---- 本文抜粋

クリスマスの定番物語に色付きの絵をたっぷりそえた大型本。
金原瑞人訳、ロベルト・インノチェンティ画。
見るからに「クリスマスプレゼントにどうぞ」といわんばかりの豪華つくりだけど欲しくはない。
子供が読むより大人が飾っておくほうがいいような本だ。
どこから訳したものなのか明記されていないけれど、どうも底本は抄訳の英語版のような気がする。
『少女たちの19世紀』をみて読みなおしたくなった。
子供のころ、「くるみわりにんぎょう」というタイトルの絵本が家にあったから、内容は知っていると思ってた。
何度も読むほど好きではなかったから細かい所は忘れているけれど。
が、どうやらあれはバレエを下敷きにした子供向けリライト絵本だったようだ。
ちゃんと読んでみたら記憶にあるより面白い。
フリッツはなんて嫌なガキなんだ、みたいな感想は記憶にある通りだったけど。
くるみ割り人形のために砂糖人形一家をいけにえに差しだすマリーの愛もけっこう怖い。
本筋と作中作がまじりあってひとつになる不思議の話。
外があまり素敵じゃないから夢の国に逃れるようでなんだか悲しい。
主人公一家はどう考えても金持ちだけどお母さんとお姉ちゃんが炊事をしていて、お話の中でも王妃さまが料理を作ってるのがなんだか不思議。

--------

以下の課題
1. くるみ割り人形の本の感想文によると、この大型本の絵を描いたのは誰ですか。
2. くるみ割り人形の本の感想文の続きを、最後の文のあとから書いてください。

---- データ抜粋

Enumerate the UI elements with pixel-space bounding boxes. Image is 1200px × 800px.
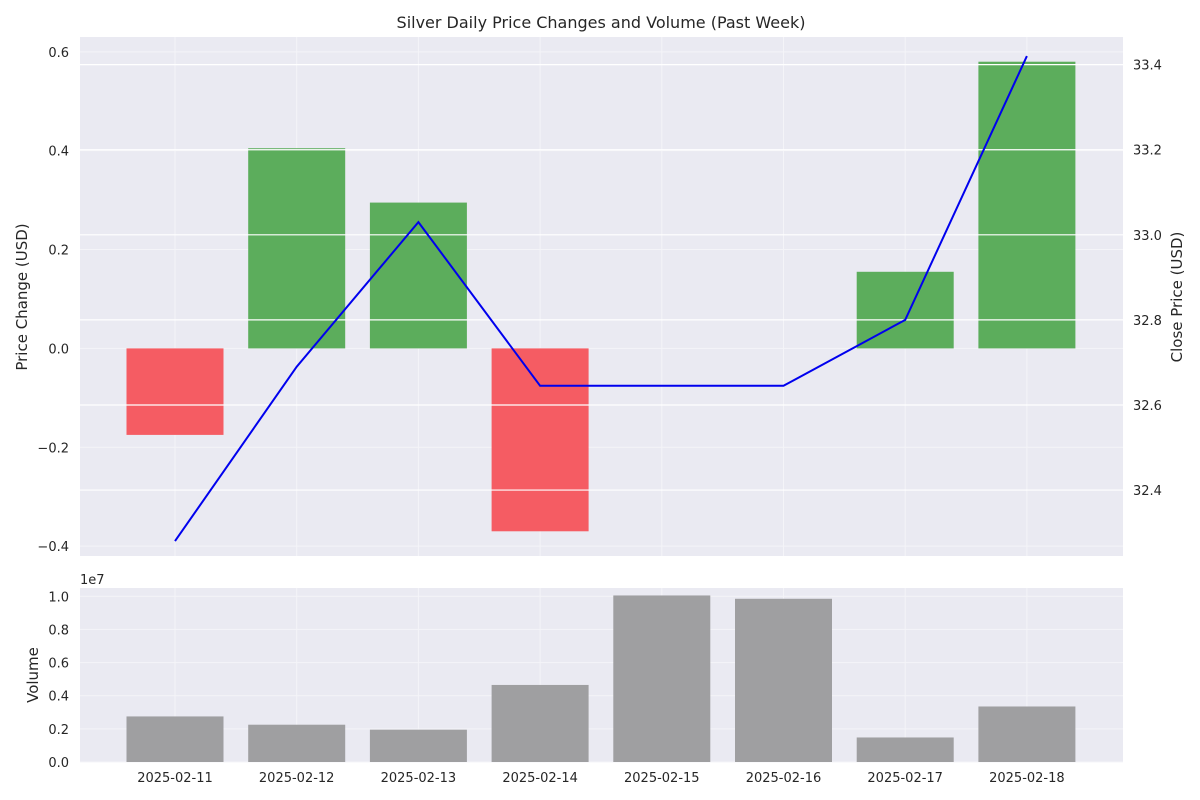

--------

課題別の解答
1. ロベルト・インノチェンティです。

2.
ドイツの階級ってどんな感じだったんだろう。
本筋より面白いドロッセルマイアーさんのお話は『ヘンゼルとグレーテル』や『スペイン王女の誕生日』を連想する。
絵はしっかりしているけれど好きじゃない。
古い欧米のクリスマスカードみたいな、ぺたっとしてリアルな絵。
マネキンのような人間のかたそうな顔が怖い。不気味の谷に入りかけてる。
そんなリアルさなのに絵の内容は真実味がなくて悪い意味で適当に感じる。
金持ちの家らしくないペラいテーブルクロスや、独立戦争してる兵士たちの人形に違和感を覚える。
話は思ってたほど悪くなかったから別の本で読みなおしたい。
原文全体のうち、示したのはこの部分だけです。